*** SOURCE DATA

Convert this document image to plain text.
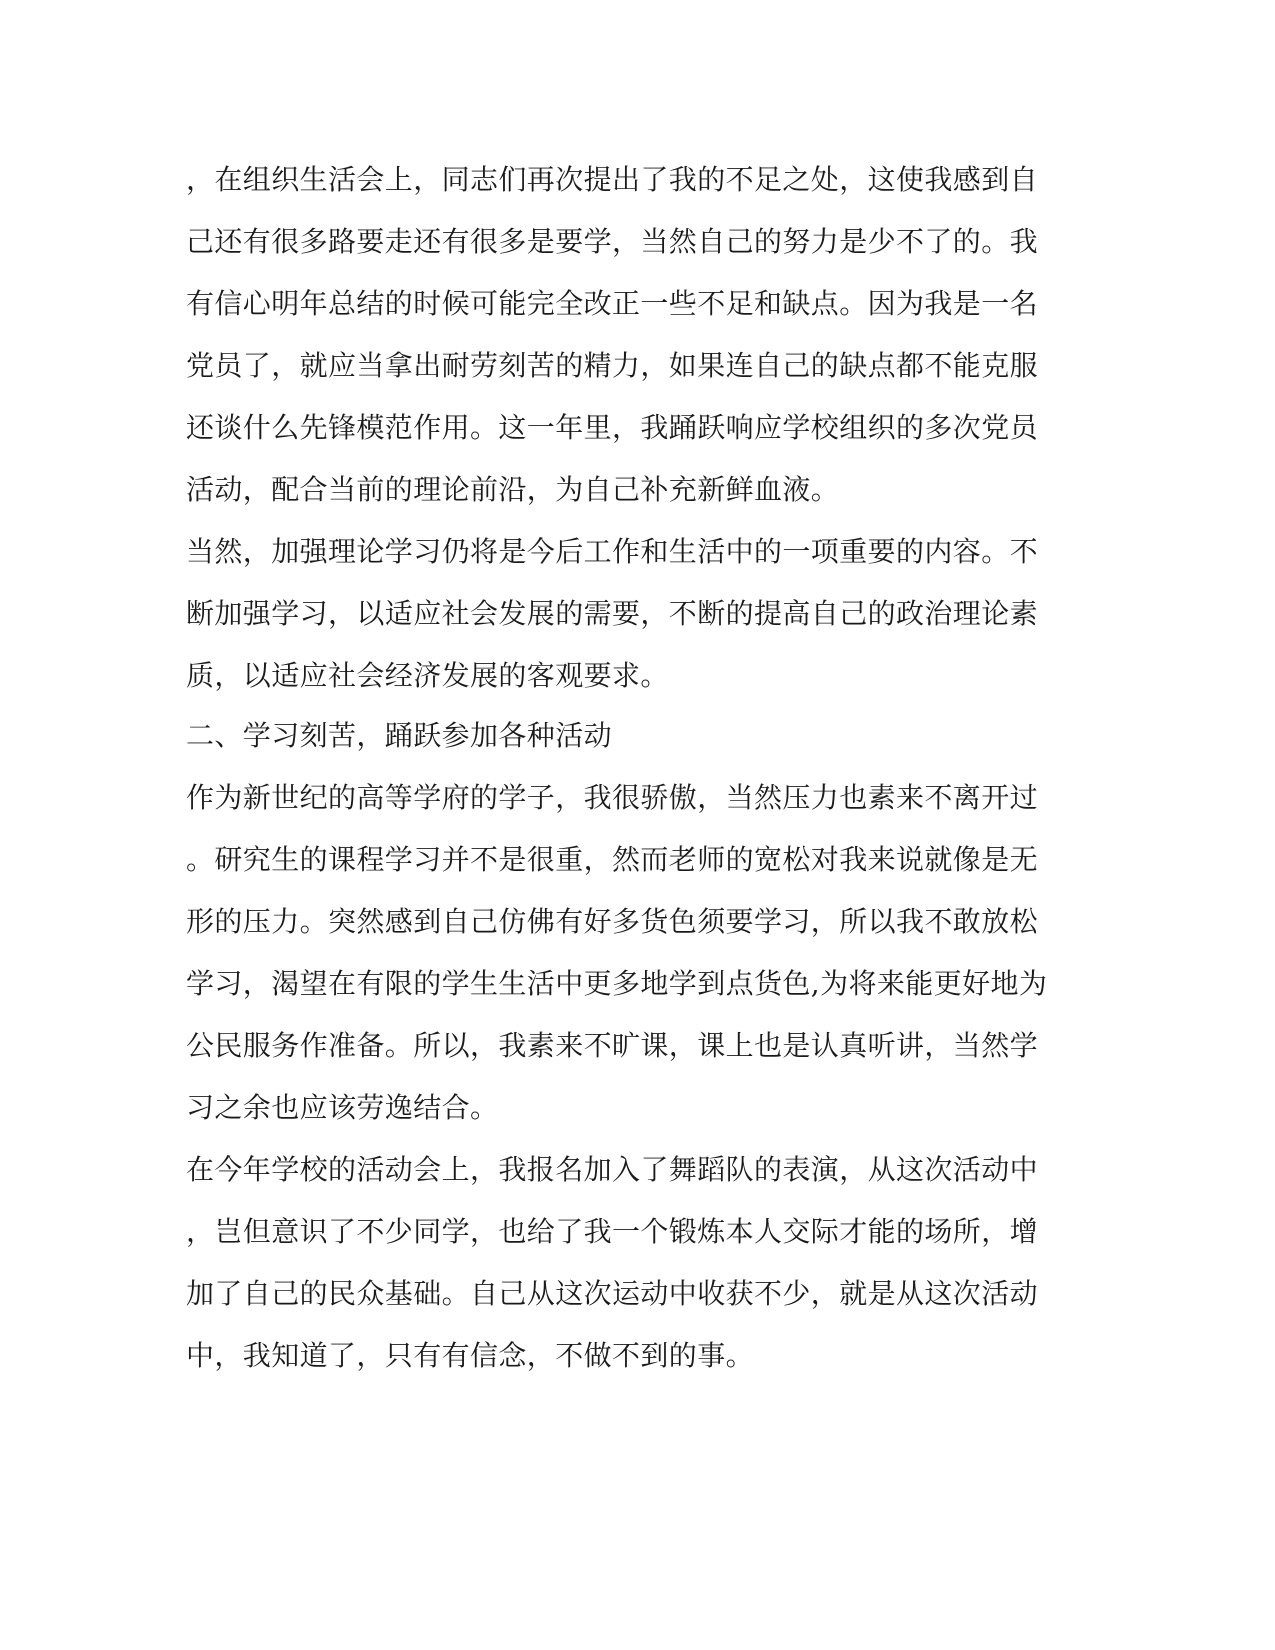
，在组织生活会上，同志们再次提出了我的不足之处，这使我感到自
己还有很多路要走还有很多是要学，当然自己的努力是少不了的。我
有信心明年总结的时候可能完全改正一些不足和缺点。因为我是一名
党员了，就应当拿出耐劳刻苦的精力，如果连自己的缺点都不能克服
还谈什么先锋模范作用。这一年里，我踊跃响应学校组织的多次党员
活动，配合当前的理论前沿，为自己补充新鲜血液。
当然，加强理论学习仍将是今后工作和生活中的一项重要的内容。不
断加强学习，以适应社会发展的需要，不断的提高自己的政治理论素
质，以适应社会经济发展的客观要求。
二、学习刻苦，踊跃参加各种活动
作为新世纪的高等学府的学子，我很骄傲，当然压力也素来不离开过
。研究生的课程学习并不是很重，然而老师的宽松对我来说就像是无
形的压力。突然感到自己仿佛有好多货色须要学习，所以我不敢放松
学习，渴望在有限的学生生活中更多地学到点货色,为将来能更好地为
公民服务作准备。所以，我素来不旷课，课上也是认真听讲，当然学
习之余也应该劳逸结合。
在今年学校的活动会上，我报名加入了舞蹈队的表演，从这次活动中
，岂但意识了不少同学，也给了我一个锻炼本人交际才能的场所，增
加了自己的民众基础。自己从这次运动中收获不少，就是从这次活动
中，我知道了，只有有信念，不做不到的事。
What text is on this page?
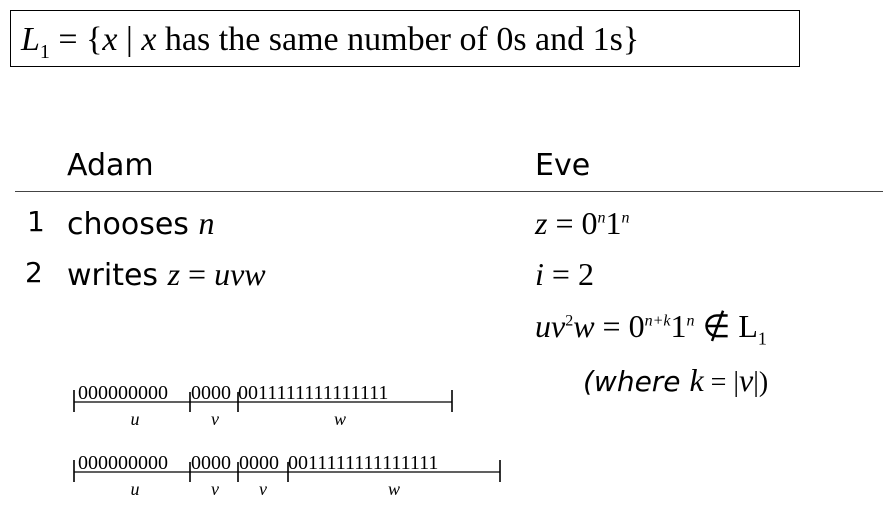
$L_1 = \{x$ | x has the same number of 0s and 1s}
Adam	Eve
1 chooses n	$z = 0^n1^n$
2 writes z = uvw	i = 2
$uv^2w = 0^{n+k}1^n$ ∉ $L_1$
(where k = |v|)
000000000 0000 0011111111111111
u	v	w
000000000 0000 0000 0011111111111111
u	v v	w
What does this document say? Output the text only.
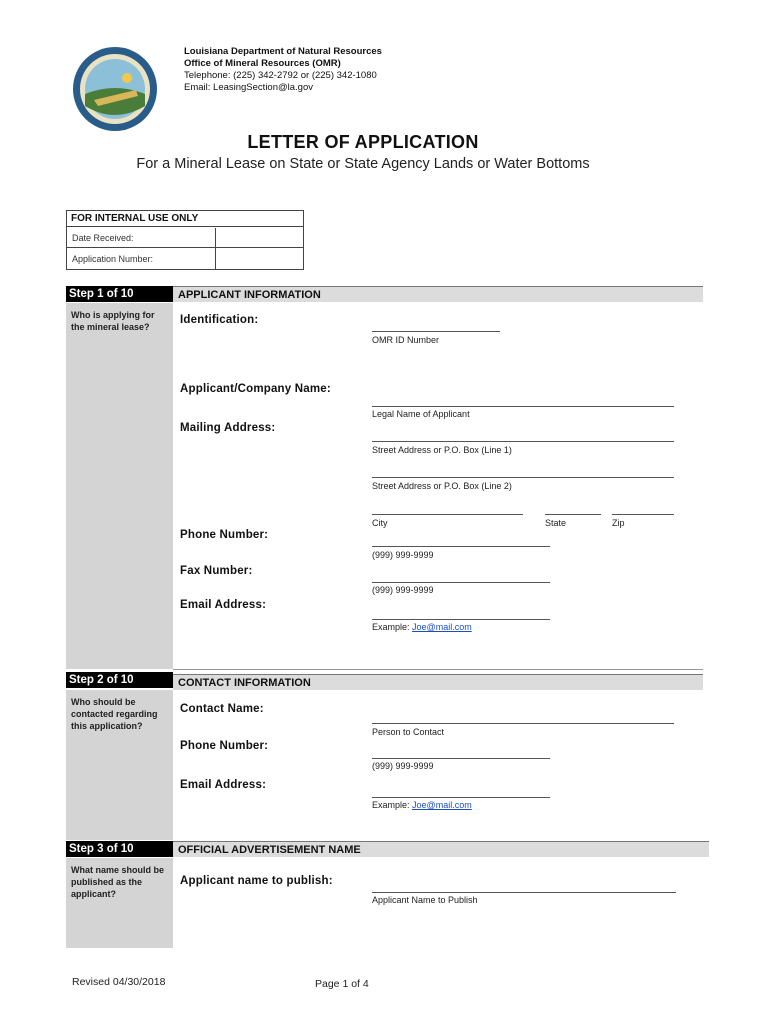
Louisiana Department of Natural Resources
Office of Mineral Resources (OMR)
Telephone: (225) 342-2792 or (225) 342-1080
Email: LeasingSection@la.gov
LETTER OF APPLICATION
For a Mineral Lease on State or State Agency Lands or Water Bottoms
FOR INTERNAL USE ONLY
Date Received:
Application Number:
Step 1 of 10	APPLICANT INFORMATION
Who is applying for the mineral lease?
Identification:
OMR ID Number
Applicant/Company Name:
Legal Name of Applicant
Mailing Address:
Street Address or P.O. Box (Line 1)
Street Address or P.O. Box (Line 2)
City	State	Zip
Phone Number:
(999) 999-9999
Fax Number:
(999) 999-9999
Email Address:
Example: Joe@mail.com
Step 2 of 10	CONTACT INFORMATION
Who should be contacted regarding this application?
Contact Name:
Person to Contact
Phone Number:
(999) 999-9999
Email Address:
Example: Joe@mail.com
Step 3 of 10	OFFICIAL ADVERTISEMENT NAME
What name should be published as the applicant?
Applicant name to publish:
Applicant Name to Publish
Revised 04/30/2018	Page 1 of 4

******

Quote in full the listing given above; the images are to be left out.

Convert this document image to plain text.
，在组织生活会上，同志们再次提出了我的不足之处，这使我感到自
己还有很多路要走还有很多是要学，当然自己的努力是少不了的。我
有信心明年总结的时候可能完全改正一些不足和缺点。因为我是一名
党员了，就应当拿出耐劳刻苦的精力，如果连自己的缺点都不能克服
还谈什么先锋模范作用。这一年里，我踊跃响应学校组织的多次党员
活动，配合当前的理论前沿，为自己补充新鲜血液。
当然，加强理论学习仍将是今后工作和生活中的一项重要的内容。不
断加强学习，以适应社会发展的需要，不断的提高自己的政治理论素
质，以适应社会经济发展的客观要求。
二、学习刻苦，踊跃参加各种活动
作为新世纪的高等学府的学子，我很骄傲，当然压力也素来不离开过
。研究生的课程学习并不是很重，然而老师的宽松对我来说就像是无
形的压力。突然感到自己仿佛有好多货色须要学习，所以我不敢放松
学习，渴望在有限的学生生活中更多地学到点货色,为将来能更好地为
公民服务作准备。所以，我素来不旷课，课上也是认真听讲，当然学
习之余也应该劳逸结合。
在今年学校的活动会上，我报名加入了舞蹈队的表演，从这次活动中
，岂但意识了不少同学，也给了我一个锻炼本人交际才能的场所，增
加了自己的民众基础。自己从这次运动中收获不少，就是从这次活动
中，我知道了，只有有信念，不做不到的事。
What text is on this page?
$L_1 = \{x$ | x has the same number of 0s and 1s}
Adam	Eve
1 chooses n	$z = 0^n1^n$
2 writes z = uvw	i = 2
$uv^2w = 0^{n+k}1^n$ ∉ $L_1$
(where k = |v|)
000000000 0000 0011111111111111
u	v	w
000000000 0000 0000 0011111111111111
u	v v	w
What does this document say? Output the text only.
Louisiana Department of Natural Resources
Office of Mineral Resources (OMR)
Telephone: (225) 342-2792 or (225) 342-1080
Email: LeasingSection@la.gov
LETTER OF APPLICATION
For a Mineral Lease on State or State Agency Lands or Water Bottoms
FOR INTERNAL USE ONLY
Date Received:
Application Number:
Step 1 of 10	APPLICANT INFORMATION
Who is applying for the mineral lease?
Identification:
OMR ID Number
Applicant/Company Name:
Legal Name of Applicant
Mailing Address:
Street Address or P.O. Box (Line 1)
Street Address or P.O. Box (Line 2)
City	State	Zip
Phone Number:
(999) 999-9999
Fax Number:
(999) 999-9999
Email Address:
Example: Joe@mail.com
Step 2 of 10	CONTACT INFORMATION
Who should be contacted regarding this application?
Contact Name:
Person to Contact
Phone Number:
(999) 999-9999
Email Address:
Example: Joe@mail.com
Step 3 of 10	OFFICIAL ADVERTISEMENT NAME
What name should be published as the applicant?
Applicant name to publish:
Applicant Name to Publish
Revised 04/30/2018	Page 1 of 4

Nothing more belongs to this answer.